(Saved data entries)
------------------------------

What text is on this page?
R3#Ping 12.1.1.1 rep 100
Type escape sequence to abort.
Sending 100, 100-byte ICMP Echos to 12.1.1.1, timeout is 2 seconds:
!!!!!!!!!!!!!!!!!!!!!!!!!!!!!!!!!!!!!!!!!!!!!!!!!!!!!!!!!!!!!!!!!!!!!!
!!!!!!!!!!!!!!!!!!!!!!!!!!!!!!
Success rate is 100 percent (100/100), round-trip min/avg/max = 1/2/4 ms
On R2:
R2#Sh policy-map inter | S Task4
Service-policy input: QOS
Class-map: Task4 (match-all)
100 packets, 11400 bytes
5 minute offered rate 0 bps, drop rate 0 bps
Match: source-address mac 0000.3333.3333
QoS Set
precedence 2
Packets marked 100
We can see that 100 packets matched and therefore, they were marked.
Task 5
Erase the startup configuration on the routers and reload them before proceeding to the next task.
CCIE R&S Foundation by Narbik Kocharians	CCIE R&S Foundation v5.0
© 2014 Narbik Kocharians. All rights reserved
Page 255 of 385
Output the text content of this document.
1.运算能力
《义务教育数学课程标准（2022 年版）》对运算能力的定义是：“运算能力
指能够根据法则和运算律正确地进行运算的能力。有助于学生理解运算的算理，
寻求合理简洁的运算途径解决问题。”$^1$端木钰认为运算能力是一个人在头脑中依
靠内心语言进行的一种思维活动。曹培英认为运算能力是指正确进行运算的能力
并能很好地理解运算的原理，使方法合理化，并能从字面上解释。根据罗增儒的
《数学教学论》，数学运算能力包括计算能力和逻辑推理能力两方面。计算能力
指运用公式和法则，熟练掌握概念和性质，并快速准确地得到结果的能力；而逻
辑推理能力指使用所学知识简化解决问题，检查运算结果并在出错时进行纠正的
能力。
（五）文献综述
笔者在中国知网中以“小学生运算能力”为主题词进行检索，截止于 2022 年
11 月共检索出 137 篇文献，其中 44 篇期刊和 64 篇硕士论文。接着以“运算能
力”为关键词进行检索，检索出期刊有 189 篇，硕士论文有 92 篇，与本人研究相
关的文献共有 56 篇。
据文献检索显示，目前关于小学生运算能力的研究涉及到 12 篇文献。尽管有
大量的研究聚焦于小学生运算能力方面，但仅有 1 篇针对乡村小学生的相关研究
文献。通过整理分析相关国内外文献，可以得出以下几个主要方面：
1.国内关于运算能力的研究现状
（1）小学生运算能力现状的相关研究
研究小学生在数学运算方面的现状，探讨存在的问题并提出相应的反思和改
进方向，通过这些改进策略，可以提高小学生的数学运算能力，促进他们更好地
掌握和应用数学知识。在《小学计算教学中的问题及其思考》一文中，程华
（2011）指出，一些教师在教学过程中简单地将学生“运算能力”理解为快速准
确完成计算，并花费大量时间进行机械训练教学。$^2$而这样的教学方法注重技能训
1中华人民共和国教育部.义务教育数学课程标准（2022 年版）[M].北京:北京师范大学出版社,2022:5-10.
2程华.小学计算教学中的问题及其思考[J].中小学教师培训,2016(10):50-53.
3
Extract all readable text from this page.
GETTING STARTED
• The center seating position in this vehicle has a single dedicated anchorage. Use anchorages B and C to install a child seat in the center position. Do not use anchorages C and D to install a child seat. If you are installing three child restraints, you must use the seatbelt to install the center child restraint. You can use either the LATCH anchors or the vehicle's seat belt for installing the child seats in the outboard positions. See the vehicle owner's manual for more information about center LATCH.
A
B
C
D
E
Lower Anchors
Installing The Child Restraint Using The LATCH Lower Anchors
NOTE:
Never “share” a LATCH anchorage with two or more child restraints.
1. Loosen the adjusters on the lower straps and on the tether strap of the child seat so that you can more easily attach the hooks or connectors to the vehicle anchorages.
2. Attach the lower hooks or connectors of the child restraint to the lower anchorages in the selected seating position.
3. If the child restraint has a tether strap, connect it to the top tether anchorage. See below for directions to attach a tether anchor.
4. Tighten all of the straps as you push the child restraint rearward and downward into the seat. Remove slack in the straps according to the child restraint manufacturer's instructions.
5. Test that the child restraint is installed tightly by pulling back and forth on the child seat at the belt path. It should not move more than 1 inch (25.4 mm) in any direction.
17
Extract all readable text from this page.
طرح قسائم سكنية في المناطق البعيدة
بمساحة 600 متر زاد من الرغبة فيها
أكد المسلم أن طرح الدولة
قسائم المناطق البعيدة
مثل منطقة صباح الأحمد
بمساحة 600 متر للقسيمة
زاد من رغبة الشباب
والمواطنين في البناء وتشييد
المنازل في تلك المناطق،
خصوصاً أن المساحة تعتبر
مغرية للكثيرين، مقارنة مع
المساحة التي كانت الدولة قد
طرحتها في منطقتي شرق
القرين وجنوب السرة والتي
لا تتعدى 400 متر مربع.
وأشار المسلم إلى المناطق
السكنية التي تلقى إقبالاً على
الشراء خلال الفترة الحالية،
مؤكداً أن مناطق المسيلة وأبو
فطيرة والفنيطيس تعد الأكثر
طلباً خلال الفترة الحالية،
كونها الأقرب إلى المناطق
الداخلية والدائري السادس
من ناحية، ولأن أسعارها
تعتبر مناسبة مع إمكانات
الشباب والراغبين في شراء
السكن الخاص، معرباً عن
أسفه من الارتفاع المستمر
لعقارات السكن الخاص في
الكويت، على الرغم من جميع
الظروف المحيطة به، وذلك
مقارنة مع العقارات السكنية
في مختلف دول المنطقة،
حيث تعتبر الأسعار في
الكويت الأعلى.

------------------------------

■ **Task to complete**:
Identify every line above that includes the word "Narbik", and show those lines.

■ **Expected answer**:
CCIE R&S Foundation by Narbik Kocharians	CCIE R&S Foundation v5.0
© 2014 Narbik Kocharians. All rights reserved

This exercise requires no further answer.